> [What needs to be done]
Write out each line exactly as given. Leave the pictures out of your copy.

> [Provided data]
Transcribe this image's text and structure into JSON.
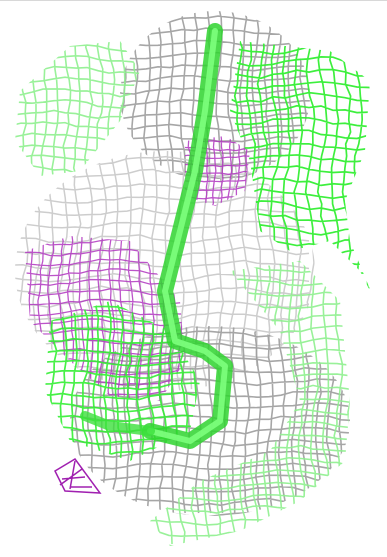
{
  "viewer": {
    "background": "#ffffff",
    "colors": {
      "grey_mesh": "#9c9c9c",
      "grey_mesh_light": "#c8c8c8",
      "green_mesh": "#33ee33",
      "green_mesh_light": "#8ef08e",
      "magenta_mesh": "#b036c0",
      "tube_green": "#44ee44"
    },
    "meshes": [
      {
        "name": "grey-electron-density-mesh",
        "color": "#9c9c9c"
      },
      {
        "name": "green-electron-density-mesh",
        "color": "#33ee33"
      },
      {
        "name": "magenta-electron-density-mesh",
        "color": "#b036c0"
      },
      {
        "name": "green-backbone-tube",
        "color": "#44ee44"
      }
    ]
  }
}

> [Task answer]
Transcribe this image's text and structure into JSON.
{
  "viewer": {
    "background": "#ffffff",
    "colors": {
      "grey_mesh": "#9c9c9c",
      "grey_mesh_light": "#c8c8c8",
      "green_mesh": "#33ee33",
      "green_mesh_light": "#8ef08e",
      "magenta_mesh": "#b036c0",
      "tube_green": "#44ee44"
    },
    "meshes": [
      {
        "name": "grey-electron-density-mesh",
        "color": "#9c9c9c"
      },
      {
        "name": "green-electron-density-mesh",
        "color": "#33ee33"
      },
      {
        "name": "magenta-electron-density-mesh",
        "color": "#b036c0"
      },
      {
        "name": "green-backbone-tube",
        "color": "#44ee44"
      }
    ]
  }
}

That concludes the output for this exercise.